Every record must be output verbatim in the reply.

== RECORD SET ==
BEGIN

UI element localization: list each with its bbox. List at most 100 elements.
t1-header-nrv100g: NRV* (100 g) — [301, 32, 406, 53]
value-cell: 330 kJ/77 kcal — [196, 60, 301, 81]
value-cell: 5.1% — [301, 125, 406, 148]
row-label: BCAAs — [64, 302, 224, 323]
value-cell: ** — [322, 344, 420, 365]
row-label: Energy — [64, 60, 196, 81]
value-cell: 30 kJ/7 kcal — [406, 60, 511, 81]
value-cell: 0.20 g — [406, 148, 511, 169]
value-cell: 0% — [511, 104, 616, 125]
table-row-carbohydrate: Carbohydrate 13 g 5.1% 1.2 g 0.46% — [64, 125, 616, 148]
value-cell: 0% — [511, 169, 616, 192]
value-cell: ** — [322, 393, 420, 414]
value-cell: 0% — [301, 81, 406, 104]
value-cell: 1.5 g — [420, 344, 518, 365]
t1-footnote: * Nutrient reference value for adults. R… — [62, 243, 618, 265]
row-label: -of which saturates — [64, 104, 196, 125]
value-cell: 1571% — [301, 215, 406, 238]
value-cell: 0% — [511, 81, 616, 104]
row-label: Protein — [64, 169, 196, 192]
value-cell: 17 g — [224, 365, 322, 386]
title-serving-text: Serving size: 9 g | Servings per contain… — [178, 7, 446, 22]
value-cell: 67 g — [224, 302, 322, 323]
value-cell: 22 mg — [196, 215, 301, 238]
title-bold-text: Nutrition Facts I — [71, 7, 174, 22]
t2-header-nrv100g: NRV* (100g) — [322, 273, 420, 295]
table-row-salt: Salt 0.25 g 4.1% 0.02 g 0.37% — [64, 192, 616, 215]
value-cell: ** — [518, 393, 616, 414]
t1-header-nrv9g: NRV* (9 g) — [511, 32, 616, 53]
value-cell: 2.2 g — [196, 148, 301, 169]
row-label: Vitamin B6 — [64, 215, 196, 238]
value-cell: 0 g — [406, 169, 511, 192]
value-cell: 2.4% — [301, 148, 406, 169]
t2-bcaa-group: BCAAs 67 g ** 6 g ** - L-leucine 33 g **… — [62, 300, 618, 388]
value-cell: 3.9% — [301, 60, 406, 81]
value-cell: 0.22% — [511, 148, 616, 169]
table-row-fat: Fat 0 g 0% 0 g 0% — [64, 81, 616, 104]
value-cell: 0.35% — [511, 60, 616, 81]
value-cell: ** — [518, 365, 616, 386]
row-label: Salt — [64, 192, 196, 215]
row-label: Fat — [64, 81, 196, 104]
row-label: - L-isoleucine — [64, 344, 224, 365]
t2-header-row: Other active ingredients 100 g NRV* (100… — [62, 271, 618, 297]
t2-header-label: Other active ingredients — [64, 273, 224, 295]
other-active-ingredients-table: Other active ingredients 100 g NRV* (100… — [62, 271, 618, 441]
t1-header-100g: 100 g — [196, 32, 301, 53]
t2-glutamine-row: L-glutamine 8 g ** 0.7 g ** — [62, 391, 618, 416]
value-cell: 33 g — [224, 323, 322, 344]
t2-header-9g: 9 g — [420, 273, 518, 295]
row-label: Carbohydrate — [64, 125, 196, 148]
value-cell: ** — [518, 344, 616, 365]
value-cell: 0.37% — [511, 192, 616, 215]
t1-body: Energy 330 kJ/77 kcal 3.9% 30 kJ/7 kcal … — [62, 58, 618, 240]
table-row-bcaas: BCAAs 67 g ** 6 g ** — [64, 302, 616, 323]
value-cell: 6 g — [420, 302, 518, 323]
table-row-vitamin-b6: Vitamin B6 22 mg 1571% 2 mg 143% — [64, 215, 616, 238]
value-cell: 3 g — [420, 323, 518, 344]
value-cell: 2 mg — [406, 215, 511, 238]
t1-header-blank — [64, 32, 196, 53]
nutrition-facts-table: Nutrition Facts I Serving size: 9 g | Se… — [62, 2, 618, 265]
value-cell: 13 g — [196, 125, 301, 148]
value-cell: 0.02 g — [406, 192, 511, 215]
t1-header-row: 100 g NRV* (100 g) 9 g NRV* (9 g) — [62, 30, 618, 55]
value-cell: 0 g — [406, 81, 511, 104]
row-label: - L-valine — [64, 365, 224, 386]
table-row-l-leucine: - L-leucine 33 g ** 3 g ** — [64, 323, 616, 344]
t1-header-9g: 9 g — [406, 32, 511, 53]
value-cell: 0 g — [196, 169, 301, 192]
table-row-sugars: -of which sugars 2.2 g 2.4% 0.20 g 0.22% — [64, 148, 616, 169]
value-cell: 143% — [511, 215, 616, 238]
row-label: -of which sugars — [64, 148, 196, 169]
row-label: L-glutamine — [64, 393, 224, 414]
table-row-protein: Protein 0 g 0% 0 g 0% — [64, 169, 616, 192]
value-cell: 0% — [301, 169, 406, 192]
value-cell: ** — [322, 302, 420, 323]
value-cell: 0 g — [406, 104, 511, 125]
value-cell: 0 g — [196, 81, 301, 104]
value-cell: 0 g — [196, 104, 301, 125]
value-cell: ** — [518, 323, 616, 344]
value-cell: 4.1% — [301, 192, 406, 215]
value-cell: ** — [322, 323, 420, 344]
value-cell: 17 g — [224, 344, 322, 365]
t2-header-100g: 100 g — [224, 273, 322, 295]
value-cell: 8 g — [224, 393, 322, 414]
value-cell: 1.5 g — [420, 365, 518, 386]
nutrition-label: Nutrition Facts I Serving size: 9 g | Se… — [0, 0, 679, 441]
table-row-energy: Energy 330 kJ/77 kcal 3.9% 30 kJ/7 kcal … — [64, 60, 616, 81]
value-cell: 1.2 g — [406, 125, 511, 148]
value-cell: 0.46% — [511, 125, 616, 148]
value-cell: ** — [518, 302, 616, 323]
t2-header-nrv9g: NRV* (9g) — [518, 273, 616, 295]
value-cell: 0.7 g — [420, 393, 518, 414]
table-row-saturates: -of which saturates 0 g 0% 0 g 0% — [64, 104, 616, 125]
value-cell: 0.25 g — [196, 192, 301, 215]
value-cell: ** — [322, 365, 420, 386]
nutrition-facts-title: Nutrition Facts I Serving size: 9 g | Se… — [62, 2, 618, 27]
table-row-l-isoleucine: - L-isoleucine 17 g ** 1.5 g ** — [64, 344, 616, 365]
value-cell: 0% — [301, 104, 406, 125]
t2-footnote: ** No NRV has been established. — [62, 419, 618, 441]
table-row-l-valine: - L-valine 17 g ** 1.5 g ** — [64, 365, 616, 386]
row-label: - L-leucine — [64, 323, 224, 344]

END

== REPLY TO THE EXERCISE ==
UI element localization: list each with its bbox. List at most 100 elements.
t1-header-nrv100g: NRV* (100 g) — [301, 32, 406, 53]
value-cell: 330 kJ/77 kcal — [196, 60, 301, 81]
value-cell: 5.1% — [301, 125, 406, 148]
row-label: BCAAs — [64, 302, 224, 323]
value-cell: ** — [322, 344, 420, 365]
row-label: Energy — [64, 60, 196, 81]
value-cell: 30 kJ/7 kcal — [406, 60, 511, 81]
value-cell: 0.20 g — [406, 148, 511, 169]
value-cell: 0% — [511, 104, 616, 125]
table-row-carbohydrate: Carbohydrate 13 g 5.1% 1.2 g 0.46% — [64, 125, 616, 148]
value-cell: 0% — [511, 169, 616, 192]
value-cell: ** — [322, 393, 420, 414]
value-cell: 0% — [301, 81, 406, 104]
value-cell: 1.5 g — [420, 344, 518, 365]
t1-footnote: * Nutrient reference value for adults. R… — [62, 243, 618, 265]
row-label: -of which saturates — [64, 104, 196, 125]
value-cell: 1571% — [301, 215, 406, 238]
value-cell: 0% — [511, 81, 616, 104]
row-label: Protein — [64, 169, 196, 192]
value-cell: 17 g — [224, 365, 322, 386]
title-serving-text: Serving size: 9 g | Servings per contain… — [178, 7, 446, 22]
value-cell: 67 g — [224, 302, 322, 323]
value-cell: 22 mg — [196, 215, 301, 238]
title-bold-text: Nutrition Facts I — [71, 7, 174, 22]
t2-header-nrv100g: NRV* (100g) — [322, 273, 420, 295]
table-row-salt: Salt 0.25 g 4.1% 0.02 g 0.37% — [64, 192, 616, 215]
value-cell: ** — [518, 393, 616, 414]
t1-header-nrv9g: NRV* (9 g) — [511, 32, 616, 53]
value-cell: 2.2 g — [196, 148, 301, 169]
row-label: Vitamin B6 — [64, 215, 196, 238]
value-cell: 0 g — [406, 169, 511, 192]
value-cell: 2.4% — [301, 148, 406, 169]
t2-bcaa-group: BCAAs 67 g ** 6 g ** - L-leucine 33 g **… — [62, 300, 618, 388]
value-cell: 3.9% — [301, 60, 406, 81]
value-cell: 0.22% — [511, 148, 616, 169]
table-row-fat: Fat 0 g 0% 0 g 0% — [64, 81, 616, 104]
value-cell: 0.35% — [511, 60, 616, 81]
value-cell: ** — [518, 365, 616, 386]
row-label: Salt — [64, 192, 196, 215]
row-label: Fat — [64, 81, 196, 104]
row-label: - L-isoleucine — [64, 344, 224, 365]
t2-header-row: Other active ingredients 100 g NRV* (100… — [62, 271, 618, 297]
t2-header-label: Other active ingredients — [64, 273, 224, 295]
other-active-ingredients-table: Other active ingredients 100 g NRV* (100… — [62, 271, 618, 441]
t1-header-100g: 100 g — [196, 32, 301, 53]
t2-glutamine-row: L-glutamine 8 g ** 0.7 g ** — [62, 391, 618, 416]
value-cell: 33 g — [224, 323, 322, 344]
t2-header-9g: 9 g — [420, 273, 518, 295]
row-label: Carbohydrate — [64, 125, 196, 148]
value-cell: ** — [518, 344, 616, 365]
value-cell: 0.37% — [511, 192, 616, 215]
t1-body: Energy 330 kJ/77 kcal 3.9% 30 kJ/7 kcal … — [62, 58, 618, 240]
table-row-bcaas: BCAAs 67 g ** 6 g ** — [64, 302, 616, 323]
value-cell: 6 g — [420, 302, 518, 323]
table-row-vitamin-b6: Vitamin B6 22 mg 1571% 2 mg 143% — [64, 215, 616, 238]
value-cell: 3 g — [420, 323, 518, 344]
value-cell: 2 mg — [406, 215, 511, 238]
t1-header-blank — [64, 32, 196, 53]
nutrition-facts-table: Nutrition Facts I Serving size: 9 g | Se… — [62, 2, 618, 265]
value-cell: 13 g — [196, 125, 301, 148]
value-cell: 0.02 g — [406, 192, 511, 215]
t1-header-row: 100 g NRV* (100 g) 9 g NRV* (9 g) — [62, 30, 618, 55]
value-cell: 0 g — [406, 81, 511, 104]
row-label: - L-valine — [64, 365, 224, 386]
table-row-l-leucine: - L-leucine 33 g ** 3 g ** — [64, 323, 616, 344]
t1-header-9g: 9 g — [406, 32, 511, 53]
value-cell: 0 g — [196, 169, 301, 192]
table-row-sugars: -of which sugars 2.2 g 2.4% 0.20 g 0.22% — [64, 148, 616, 169]
value-cell: 143% — [511, 215, 616, 238]
row-label: -of which sugars — [64, 148, 196, 169]
row-label: L-glutamine — [64, 393, 224, 414]
table-row-protein: Protein 0 g 0% 0 g 0% — [64, 169, 616, 192]
value-cell: 0% — [301, 169, 406, 192]
value-cell: ** — [322, 302, 420, 323]
value-cell: 0 g — [406, 104, 511, 125]
value-cell: 0 g — [196, 81, 301, 104]
value-cell: 0 g — [196, 104, 301, 125]
value-cell: ** — [518, 323, 616, 344]
value-cell: 4.1% — [301, 192, 406, 215]
value-cell: ** — [322, 323, 420, 344]
value-cell: 17 g — [224, 344, 322, 365]
t2-header-100g: 100 g — [224, 273, 322, 295]
value-cell: 8 g — [224, 393, 322, 414]
value-cell: 1.5 g — [420, 365, 518, 386]
nutrition-label: Nutrition Facts I Serving size: 9 g | Se… — [0, 0, 679, 441]
table-row-energy: Energy 330 kJ/77 kcal 3.9% 30 kJ/7 kcal … — [64, 60, 616, 81]
value-cell: 1.2 g — [406, 125, 511, 148]
value-cell: 0.46% — [511, 125, 616, 148]
value-cell: ** — [518, 302, 616, 323]
t2-header-nrv9g: NRV* (9g) — [518, 273, 616, 295]
value-cell: 0.7 g — [420, 393, 518, 414]
table-row-saturates: -of which saturates 0 g 0% 0 g 0% — [64, 104, 616, 125]
value-cell: 0.25 g — [196, 192, 301, 215]
value-cell: ** — [322, 365, 420, 386]
nutrition-facts-title: Nutrition Facts I Serving size: 9 g | Se… — [62, 2, 618, 27]
table-row-l-isoleucine: - L-isoleucine 17 g ** 1.5 g ** — [64, 344, 616, 365]
value-cell: 0% — [301, 104, 406, 125]
t2-footnote: ** No NRV has been established. — [62, 419, 618, 441]
table-row-l-valine: - L-valine 17 g ** 1.5 g ** — [64, 365, 616, 386]
row-label: - L-leucine — [64, 323, 224, 344]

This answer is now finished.